Wherever the string "each" shows up in a line, count that line. Give the total alone.

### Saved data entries
==============================
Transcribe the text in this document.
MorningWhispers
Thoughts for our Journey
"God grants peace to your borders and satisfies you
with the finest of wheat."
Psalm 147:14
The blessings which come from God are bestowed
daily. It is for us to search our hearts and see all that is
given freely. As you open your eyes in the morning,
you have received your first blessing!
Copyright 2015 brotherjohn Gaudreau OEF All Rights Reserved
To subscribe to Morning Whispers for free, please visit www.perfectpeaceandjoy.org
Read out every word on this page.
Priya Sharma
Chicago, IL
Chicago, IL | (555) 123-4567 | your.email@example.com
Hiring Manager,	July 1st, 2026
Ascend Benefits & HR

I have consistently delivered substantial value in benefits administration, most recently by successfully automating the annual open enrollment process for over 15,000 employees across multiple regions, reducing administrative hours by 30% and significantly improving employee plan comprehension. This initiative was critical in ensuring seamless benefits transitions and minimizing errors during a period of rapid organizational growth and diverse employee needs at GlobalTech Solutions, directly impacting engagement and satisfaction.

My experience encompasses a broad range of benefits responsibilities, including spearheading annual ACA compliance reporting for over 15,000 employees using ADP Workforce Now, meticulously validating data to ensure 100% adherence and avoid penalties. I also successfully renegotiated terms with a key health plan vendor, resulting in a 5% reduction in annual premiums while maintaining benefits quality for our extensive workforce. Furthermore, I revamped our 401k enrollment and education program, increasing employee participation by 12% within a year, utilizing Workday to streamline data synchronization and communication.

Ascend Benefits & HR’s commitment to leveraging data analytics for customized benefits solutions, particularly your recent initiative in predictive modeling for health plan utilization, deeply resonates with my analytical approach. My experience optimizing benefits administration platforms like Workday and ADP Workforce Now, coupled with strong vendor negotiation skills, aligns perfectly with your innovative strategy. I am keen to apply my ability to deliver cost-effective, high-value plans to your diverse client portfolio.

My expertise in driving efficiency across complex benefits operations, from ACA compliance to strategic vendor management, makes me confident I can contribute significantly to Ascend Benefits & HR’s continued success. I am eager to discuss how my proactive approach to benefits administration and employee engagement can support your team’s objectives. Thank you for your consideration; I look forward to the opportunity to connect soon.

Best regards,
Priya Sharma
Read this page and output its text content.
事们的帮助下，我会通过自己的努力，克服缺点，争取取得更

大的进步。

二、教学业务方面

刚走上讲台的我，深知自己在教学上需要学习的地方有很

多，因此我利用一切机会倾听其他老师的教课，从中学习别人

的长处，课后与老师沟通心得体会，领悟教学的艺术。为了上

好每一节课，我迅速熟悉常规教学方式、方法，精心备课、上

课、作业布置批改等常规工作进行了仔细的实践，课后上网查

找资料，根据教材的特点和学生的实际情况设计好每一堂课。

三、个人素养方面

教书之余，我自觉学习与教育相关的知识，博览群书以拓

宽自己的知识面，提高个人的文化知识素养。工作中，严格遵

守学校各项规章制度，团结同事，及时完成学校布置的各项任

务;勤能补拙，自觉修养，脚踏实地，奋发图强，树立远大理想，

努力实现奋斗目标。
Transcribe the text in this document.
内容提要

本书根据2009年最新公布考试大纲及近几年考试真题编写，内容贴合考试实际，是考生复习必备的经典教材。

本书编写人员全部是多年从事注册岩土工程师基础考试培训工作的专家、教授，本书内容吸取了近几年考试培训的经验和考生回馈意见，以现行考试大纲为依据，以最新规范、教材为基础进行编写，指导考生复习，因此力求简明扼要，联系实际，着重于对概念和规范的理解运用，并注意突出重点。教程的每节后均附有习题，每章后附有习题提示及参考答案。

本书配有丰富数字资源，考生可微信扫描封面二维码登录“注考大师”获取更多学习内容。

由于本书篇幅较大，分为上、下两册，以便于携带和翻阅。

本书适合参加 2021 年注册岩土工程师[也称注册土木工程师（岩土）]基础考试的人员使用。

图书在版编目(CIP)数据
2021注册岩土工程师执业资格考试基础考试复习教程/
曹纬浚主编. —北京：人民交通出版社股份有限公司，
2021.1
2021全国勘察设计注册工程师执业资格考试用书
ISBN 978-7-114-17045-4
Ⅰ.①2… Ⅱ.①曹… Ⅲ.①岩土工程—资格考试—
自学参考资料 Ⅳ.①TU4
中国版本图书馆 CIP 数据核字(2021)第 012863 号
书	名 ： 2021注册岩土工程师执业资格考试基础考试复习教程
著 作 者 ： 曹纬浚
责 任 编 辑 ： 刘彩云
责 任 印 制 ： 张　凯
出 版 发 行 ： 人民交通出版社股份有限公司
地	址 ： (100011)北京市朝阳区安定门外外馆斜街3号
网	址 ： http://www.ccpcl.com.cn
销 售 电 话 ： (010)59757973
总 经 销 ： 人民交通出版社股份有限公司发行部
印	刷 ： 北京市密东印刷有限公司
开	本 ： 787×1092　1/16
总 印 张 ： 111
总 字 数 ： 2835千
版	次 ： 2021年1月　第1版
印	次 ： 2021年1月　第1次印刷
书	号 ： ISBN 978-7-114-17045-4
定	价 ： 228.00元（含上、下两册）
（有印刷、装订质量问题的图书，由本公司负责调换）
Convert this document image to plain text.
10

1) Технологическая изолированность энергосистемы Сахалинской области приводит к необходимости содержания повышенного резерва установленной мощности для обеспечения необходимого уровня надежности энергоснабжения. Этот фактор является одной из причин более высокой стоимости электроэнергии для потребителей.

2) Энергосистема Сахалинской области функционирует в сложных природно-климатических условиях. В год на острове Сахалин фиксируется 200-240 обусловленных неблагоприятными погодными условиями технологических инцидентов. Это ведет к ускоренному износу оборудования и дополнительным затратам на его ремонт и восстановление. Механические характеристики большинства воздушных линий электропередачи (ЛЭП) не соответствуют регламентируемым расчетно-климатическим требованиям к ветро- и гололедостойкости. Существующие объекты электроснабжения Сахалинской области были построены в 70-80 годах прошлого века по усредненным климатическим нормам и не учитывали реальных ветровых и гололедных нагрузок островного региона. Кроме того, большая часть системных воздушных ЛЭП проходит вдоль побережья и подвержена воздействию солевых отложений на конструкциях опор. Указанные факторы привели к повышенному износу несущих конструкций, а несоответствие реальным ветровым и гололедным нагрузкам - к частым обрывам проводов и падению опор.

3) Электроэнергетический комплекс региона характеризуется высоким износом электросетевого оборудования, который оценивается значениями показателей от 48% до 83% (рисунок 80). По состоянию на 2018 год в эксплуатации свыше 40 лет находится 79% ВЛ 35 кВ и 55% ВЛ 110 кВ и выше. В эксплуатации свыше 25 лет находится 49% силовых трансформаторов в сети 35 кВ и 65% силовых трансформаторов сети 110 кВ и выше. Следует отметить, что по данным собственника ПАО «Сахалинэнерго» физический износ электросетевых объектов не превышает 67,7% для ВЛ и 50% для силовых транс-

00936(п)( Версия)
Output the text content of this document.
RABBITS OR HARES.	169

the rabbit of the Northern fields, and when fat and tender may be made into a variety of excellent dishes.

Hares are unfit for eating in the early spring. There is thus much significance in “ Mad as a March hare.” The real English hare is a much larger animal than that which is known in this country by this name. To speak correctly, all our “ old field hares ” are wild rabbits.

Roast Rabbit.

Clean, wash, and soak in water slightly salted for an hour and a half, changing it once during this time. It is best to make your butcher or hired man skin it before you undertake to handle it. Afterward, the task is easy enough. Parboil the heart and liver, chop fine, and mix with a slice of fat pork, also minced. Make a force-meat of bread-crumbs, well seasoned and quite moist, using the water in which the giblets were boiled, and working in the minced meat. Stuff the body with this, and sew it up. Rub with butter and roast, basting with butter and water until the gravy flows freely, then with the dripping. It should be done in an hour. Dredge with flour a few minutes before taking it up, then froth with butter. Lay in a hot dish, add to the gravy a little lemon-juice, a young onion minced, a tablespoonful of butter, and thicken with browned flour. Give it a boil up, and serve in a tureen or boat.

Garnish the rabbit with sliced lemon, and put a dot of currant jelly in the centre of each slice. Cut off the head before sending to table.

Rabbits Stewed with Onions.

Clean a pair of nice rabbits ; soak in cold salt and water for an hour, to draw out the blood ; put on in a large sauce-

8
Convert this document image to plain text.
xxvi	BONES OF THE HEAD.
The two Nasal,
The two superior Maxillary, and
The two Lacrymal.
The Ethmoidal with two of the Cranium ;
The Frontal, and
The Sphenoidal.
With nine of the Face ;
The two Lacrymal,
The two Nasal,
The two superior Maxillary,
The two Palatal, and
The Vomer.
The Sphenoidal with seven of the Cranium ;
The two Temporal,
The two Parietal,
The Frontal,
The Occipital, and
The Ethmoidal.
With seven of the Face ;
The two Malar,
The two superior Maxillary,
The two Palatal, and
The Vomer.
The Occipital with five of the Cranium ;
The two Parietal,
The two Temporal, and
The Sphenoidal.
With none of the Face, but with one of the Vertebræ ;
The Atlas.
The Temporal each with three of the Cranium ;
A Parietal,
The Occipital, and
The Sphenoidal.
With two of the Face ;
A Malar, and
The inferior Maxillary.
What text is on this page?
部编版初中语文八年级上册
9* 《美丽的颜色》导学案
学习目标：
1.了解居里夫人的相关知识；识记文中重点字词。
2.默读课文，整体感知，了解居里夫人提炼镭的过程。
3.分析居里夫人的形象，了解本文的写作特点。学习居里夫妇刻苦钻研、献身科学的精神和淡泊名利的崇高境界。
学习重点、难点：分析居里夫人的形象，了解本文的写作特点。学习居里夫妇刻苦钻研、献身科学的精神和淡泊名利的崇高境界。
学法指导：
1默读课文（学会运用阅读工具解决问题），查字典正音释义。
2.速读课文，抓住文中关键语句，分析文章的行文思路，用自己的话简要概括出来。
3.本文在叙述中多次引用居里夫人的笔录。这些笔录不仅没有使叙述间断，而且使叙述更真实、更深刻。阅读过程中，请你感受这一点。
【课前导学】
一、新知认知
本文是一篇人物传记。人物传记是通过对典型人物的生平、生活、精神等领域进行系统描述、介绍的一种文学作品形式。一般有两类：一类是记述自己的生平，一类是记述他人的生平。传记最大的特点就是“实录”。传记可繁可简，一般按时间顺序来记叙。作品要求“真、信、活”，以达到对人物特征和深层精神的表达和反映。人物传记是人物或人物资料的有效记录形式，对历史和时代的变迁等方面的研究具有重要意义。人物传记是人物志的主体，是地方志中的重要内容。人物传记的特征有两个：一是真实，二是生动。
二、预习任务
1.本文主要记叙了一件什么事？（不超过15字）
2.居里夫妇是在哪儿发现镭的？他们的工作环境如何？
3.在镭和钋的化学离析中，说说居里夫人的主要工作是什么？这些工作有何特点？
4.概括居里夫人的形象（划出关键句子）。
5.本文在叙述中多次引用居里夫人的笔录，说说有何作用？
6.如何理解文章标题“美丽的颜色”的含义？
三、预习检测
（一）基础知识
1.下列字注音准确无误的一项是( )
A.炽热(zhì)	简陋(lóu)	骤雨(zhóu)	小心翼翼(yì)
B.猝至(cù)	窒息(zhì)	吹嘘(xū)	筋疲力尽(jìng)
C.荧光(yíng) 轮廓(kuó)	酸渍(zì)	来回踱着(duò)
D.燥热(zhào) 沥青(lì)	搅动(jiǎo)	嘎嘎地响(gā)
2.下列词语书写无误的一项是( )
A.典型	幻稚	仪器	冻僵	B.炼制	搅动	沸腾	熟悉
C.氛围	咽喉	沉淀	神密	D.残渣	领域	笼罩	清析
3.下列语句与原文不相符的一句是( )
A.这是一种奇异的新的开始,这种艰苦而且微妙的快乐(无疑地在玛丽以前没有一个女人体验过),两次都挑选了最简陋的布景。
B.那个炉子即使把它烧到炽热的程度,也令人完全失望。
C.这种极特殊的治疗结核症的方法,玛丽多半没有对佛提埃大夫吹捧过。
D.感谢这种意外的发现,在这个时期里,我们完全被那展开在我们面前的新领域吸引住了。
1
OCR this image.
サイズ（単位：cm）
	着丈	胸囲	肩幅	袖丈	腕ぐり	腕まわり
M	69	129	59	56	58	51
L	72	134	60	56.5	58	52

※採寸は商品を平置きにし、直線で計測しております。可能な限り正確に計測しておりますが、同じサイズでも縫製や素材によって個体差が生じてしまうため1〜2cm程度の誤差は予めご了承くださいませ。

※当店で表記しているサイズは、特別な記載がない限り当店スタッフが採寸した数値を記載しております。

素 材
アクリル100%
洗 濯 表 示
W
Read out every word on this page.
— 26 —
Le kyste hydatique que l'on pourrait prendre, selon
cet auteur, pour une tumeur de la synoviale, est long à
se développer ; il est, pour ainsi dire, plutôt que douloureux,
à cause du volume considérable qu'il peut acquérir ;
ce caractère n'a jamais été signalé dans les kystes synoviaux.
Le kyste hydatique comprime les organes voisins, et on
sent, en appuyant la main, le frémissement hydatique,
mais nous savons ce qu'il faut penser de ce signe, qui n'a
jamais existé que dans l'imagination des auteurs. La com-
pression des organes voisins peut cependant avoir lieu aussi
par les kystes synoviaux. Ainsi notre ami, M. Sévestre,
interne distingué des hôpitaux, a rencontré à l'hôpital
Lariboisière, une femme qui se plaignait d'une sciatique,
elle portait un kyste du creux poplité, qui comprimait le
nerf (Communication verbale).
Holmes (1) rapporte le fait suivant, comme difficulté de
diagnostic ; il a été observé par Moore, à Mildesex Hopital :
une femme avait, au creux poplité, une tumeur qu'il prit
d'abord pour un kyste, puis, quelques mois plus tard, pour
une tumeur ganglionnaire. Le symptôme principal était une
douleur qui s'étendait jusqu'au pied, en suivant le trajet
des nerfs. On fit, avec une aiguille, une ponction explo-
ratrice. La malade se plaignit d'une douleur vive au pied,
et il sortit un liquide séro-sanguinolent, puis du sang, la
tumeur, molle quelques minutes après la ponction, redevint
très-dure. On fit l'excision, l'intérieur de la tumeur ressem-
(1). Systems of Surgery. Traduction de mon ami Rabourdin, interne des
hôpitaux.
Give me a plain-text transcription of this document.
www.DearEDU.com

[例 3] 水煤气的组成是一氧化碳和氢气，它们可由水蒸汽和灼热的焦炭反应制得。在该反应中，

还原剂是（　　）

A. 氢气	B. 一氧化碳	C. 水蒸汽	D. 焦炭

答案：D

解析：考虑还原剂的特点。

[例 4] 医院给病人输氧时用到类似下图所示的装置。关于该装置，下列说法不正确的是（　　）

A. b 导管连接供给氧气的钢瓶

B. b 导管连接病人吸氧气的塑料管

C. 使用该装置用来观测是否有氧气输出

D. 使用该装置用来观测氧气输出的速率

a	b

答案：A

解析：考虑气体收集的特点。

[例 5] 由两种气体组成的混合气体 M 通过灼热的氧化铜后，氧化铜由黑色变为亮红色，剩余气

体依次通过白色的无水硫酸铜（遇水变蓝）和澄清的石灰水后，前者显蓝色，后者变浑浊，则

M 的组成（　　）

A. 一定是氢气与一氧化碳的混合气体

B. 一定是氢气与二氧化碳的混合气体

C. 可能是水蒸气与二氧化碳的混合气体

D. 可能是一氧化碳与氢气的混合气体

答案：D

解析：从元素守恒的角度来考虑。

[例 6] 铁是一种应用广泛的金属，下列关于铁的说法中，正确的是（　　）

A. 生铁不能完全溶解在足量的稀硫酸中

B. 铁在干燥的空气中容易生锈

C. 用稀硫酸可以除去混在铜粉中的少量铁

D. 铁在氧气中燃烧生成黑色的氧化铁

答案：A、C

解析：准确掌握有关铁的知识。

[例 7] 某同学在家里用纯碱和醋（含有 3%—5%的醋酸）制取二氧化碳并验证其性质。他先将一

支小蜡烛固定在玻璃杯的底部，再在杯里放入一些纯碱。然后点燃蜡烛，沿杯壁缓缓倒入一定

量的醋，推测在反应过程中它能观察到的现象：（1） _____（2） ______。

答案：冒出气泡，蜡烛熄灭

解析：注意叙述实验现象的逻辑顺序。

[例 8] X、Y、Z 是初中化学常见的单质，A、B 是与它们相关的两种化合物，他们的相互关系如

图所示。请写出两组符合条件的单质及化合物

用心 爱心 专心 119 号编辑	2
==============================
### Task output
2